_WORK INSTRUCTIONS_. Copy every line from the data below in which the string "water" can be found.

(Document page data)
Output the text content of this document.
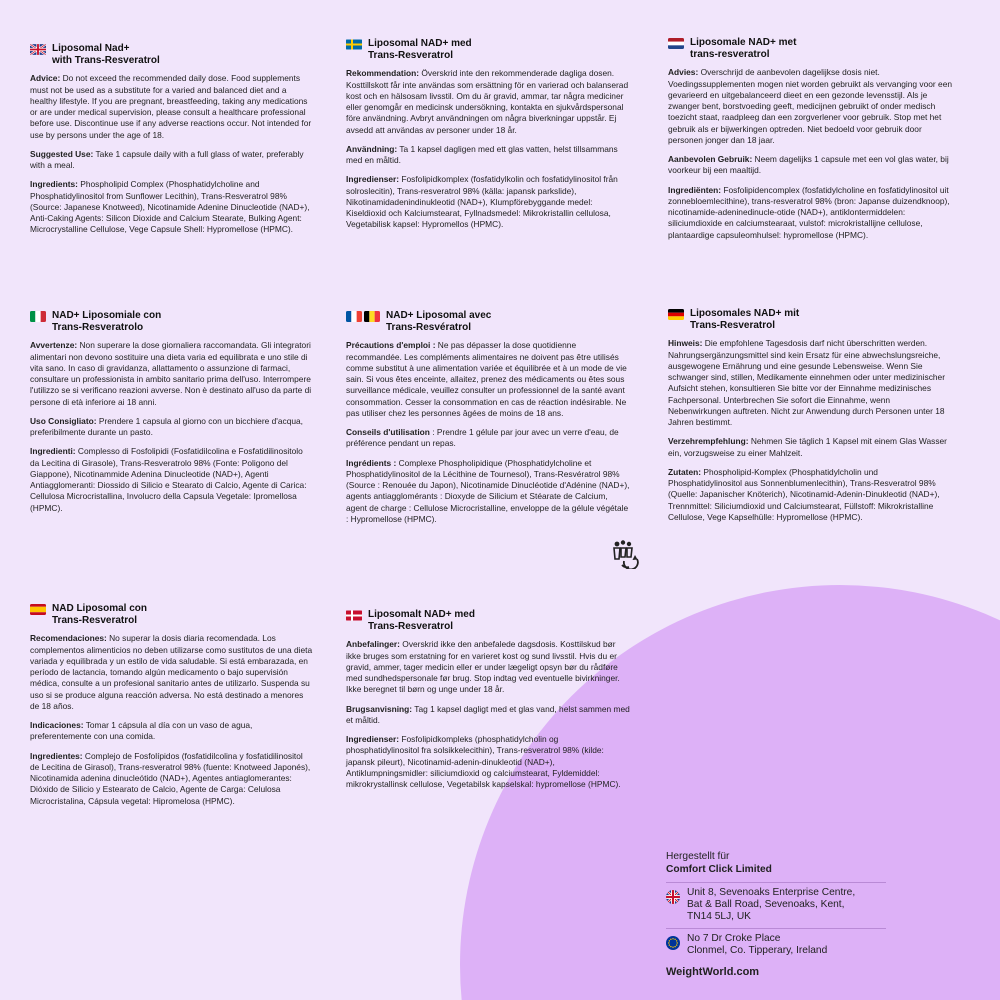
Liposomal Nad+
with Trans-Resveratrol

Advice: Do not exceed the recommended daily dose. Food supplements must not be used as a substitute for a varied and balanced diet and a healthy lifestyle. If you are pregnant, breastfeeding, taking any medications or are under medical supervision, please consult a healthcare professional before use. Discontinue use if any adverse reactions occur. Not intended for use by persons under the age of 18.

Suggested Use: Take 1 capsule daily with a full glass of water, preferably with a meal.

Ingredients: Phospholipid Complex (Phosphatidylcholine and Phosphatidylinositol from Sunflower Lecithin), Trans-Resveratrol 98% (Source: Japanese Knotweed), Nicotinamide Adenine Dinucleotide (NAD+), Anti-Caking Agents: Silicon Dioxide and Calcium Stearate, Bulking Agent: Microcrystalline Cellulose, Vege Capsule Shell: Hypromellose (HPMC).

Liposomal NAD+ med
Trans-Resveratrol

Rekommendation: Överskrid inte den rekommenderade dagliga dosen. Kosttillskott får inte användas som ersättning för en varierad och balanserad kost och en hälsosam livsstil. Om du är gravid, ammar, tar några mediciner eller genomgår en medicinsk undersökning, kontakta en sjukvårdspersonal före användning. Avbryt användningen om några biverkningar uppstår. Ej avsedd att användas av personer under 18 år.

Användning: Ta 1 kapsel dagligen med ett glas vatten, helst tillsammans med en måltid.

Ingredienser: Fosfolipidkomplex (fosfatidylkolin och fosfatidylinositol från solroslecitin), Trans-resveratrol 98% (källa: japansk parkslide), Nikotinamidadenindinukleotid (NAD+), Klumpförebyggande medel: Kiseldioxid och Kalciumstearat, Fyllnadsmedel: Mikrokristallin cellulosa, Vegetabilisk kapsel: Hypromellos (HPMC).

Liposomale NAD+ met
trans-resveratrol

Advies: Overschrijd de aanbevolen dagelijkse dosis niet. Voedingssupplementen mogen niet worden gebruikt als vervanging voor een gevarieerd en uitgebalanceerd dieet en een gezonde levensstijl. Als je zwanger bent, borstvoeding geeft, medicijnen gebruikt of onder medisch toezicht staat, raadpleeg dan een zorgverlener voor gebruik. Stop met het gebruik als er bijwerkingen optreden. Niet bedoeld voor gebruik door personen jonger dan 18 jaar.

Aanbevolen Gebruik: Neem dagelijks 1 capsule met een vol glas water, bij voorkeur bij een maaltijd.

Ingrediënten: Fosfolipidencomplex (fosfatidylcholine en fosfatidylinositol uit zonnebloemlecithine), trans-resveratrol 98% (bron: Japanse duizendknoop), nicotinamide-adeninedinucle-otide (NAD+), antiklontermiddelen: siliciumdioxide en calciumstearaat, vulstof: microkristallijne cellulose, plantaardige capsuleomhulsel: hypromellose (HPMC).

NAD+ Liposomiale con
Trans-Resveratrolo

Avvertenze: Non superare la dose giornaliera raccomandata. Gli integratori alimentari non devono sostituire una dieta varia ed equilibrata e uno stile di vita sano. In caso di gravidanza, allattamento o assunzione di farmaci, consultare un professionista in ambito sanitario prima dell'uso. Interrompere l'utilizzo se si verificano reazioni avverse. Non è destinato all'uso da parte di persone di età inferiore ai 18 anni.

Uso Consigliato: Prendere 1 capsula al giorno con un bicchiere d'acqua, preferibilmente durante un pasto.

Ingredienti: Complesso di Fosfolipidi (Fosfatidilcolina e Fosfatidilinositolo da Lecitina di Girasole), Trans-Resveratrolo 98% (Fonte: Poligono del Giappone), Nicotinammide Adenina Dinucleotide (NAD+), Agenti Antiagglomeranti: Diossido di Silicio e Stearato di Calcio, Agente di Carica: Cellulosa Microcristallina, Involucro della Capsula Vegetale: Ipromellosa (HPMC).

NAD+ Liposomal avec
Trans-Resvératrol

Précautions d'emploi : Ne pas dépasser la dose quotidienne recommandée. Les compléments alimentaires ne doivent pas être utilisés comme substitut à une alimentation variée et équilibrée et à un mode de vie sain. Si vous êtes enceinte, allaitez, prenez des médicaments ou êtes sous surveillance médicale, veuillez consulter un professionnel de la santé avant consommation. Cesser la consommation en cas de réaction indésirable. Ne pas utiliser chez les personnes âgées de moins de 18 ans.

Conseils d'utilisation : Prendre 1 gélule par jour avec un verre d'eau, de préférence pendant un repas.

Ingrédients : Complexe Phospholipidique (Phosphatidylcholine et Phosphatidylinositol de la Lécithine de Tournesol), Trans-Resvératrol 98% (Source : Renouée du Japon), Nicotinamide Dinucléotide d'Adénine (NAD+), agents antiagglomérants : Dioxyde de Silicium et Stéarate de Calcium, agent de charge : Cellulose Microcristalline, enveloppe de la gélule végétale : Hypromellose (HPMC).

Liposomales NAD+ mit
Trans-Resveratrol

Hinweis: Die empfohlene Tagesdosis darf nicht überschritten werden. Nahrungsergänzungsmittel sind kein Ersatz für eine abwechslungsreiche, ausgewogene Ernährung und eine gesunde Lebensweise. Wenn Sie schwanger sind, stillen, Medikamente einnehmen oder unter medizinischer Aufsicht stehen, konsultieren Sie bitte vor der Einnahme medizinisches Fachpersonal. Unterbrechen Sie sofort die Einnahme, wenn Nebenwirkungen auftreten. Nicht zur Anwendung durch Personen unter 18 Jahren bestimmt.

Verzehrempfehlung: Nehmen Sie täglich 1 Kapsel mit einem Glas Wasser ein, vorzugsweise zu einer Mahlzeit.

Zutaten: Phospholipid-Komplex (Phosphatidylcholin und Phosphatidylinositol aus Sonnenblumenlecithin), Trans-Resveratrol 98% (Quelle: Japanischer Knöterich), Nicotinamid-Adenin-Dinukleotid (NAD+), Trennmittel: Siliciumdioxid und Calciumstearat, Füllstoff: Mikrokristalline Cellulose, Vege Kapselhülle: Hypromellose (HPMC).

NAD Liposomal con
Trans-Resveratrol

Recomendaciones: No superar la dosis diaria recomendada. Los complementos alimenticios no deben utilizarse como sustitutos de una dieta variada y equilibrada y un estilo de vida saludable. Si está embarazada, en período de lactancia, tomando algún medicamento o bajo supervisión médica, consulte a un profesional sanitario antes de utilizarlo. Suspenda su uso si se produce alguna reacción adversa. No está destinado a menores de 18 años.

Indicaciones: Tomar 1 cápsula al día con un vaso de agua, preferentemente con una comida.

Ingredientes: Complejo de Fosfolípidos (fosfatidilcolina y fosfatidilinositol de Lecitina de Girasol), Trans-resveratrol 98% (fuente: Knotweed Japonés), Nicotinamida adenina dinucleótido (NAD+), Agentes antiaglomerantes: Dióxido de Silicio y Estearato de Calcio, Agente de Carga: Celulosa Microcristalina, Cápsula vegetal: Hipromelosa (HPMC).

Liposomalt NAD+ med
Trans-Resveratrol

Anbefalinger: Overskrid ikke den anbefalede dagsdosis. Kosttilskud bør ikke bruges som erstatning for en varieret kost og sund livsstil. Hvis du er gravid, ammer, tager medicin eller er under lægeligt opsyn bør du rådføre med sundhedspersonale før brug. Stop indtag ved eventuelle bivirkninger. Ikke beregnet til børn og unge under 18 år.

Brugsanvisning: Tag 1 kapsel dagligt med et glas vand, helst sammen med et måltid.

Ingredienser: Fosfolipidkompleks (phosphatidylcholin og phosphatidylinositol fra solsikkelecithin), Trans-resveratrol 98% (kilde: japansk pileurt), Nicotinamid-adenin-dinukleotid (NAD+), Antiklumpningsmidler: siliciumdioxid og calciumstearat, Fyldemiddel: mikrokrystallinsk cellulose, Vegetabilsk kapselskal: hypromellose (HPMC).

Hergestellt für
Comfort Click Limited
Unit 8, Sevenoaks Enterprise Centre,
Bat & Ball Road, Sevenoaks, Kent,
TN14 5LJ, UK
No 7 Dr Croke Place
Clonmel, Co. Tipperary, Ireland
WeightWorld.com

_TASK SOLUTION_.
Suggested Use: Take 1 capsule daily with a full glass of water, preferably with a meal.
Aanbevolen Gebruik: Neem dagelijks 1 capsule met een vol glas water, bij voorkeur bij een maaltijd.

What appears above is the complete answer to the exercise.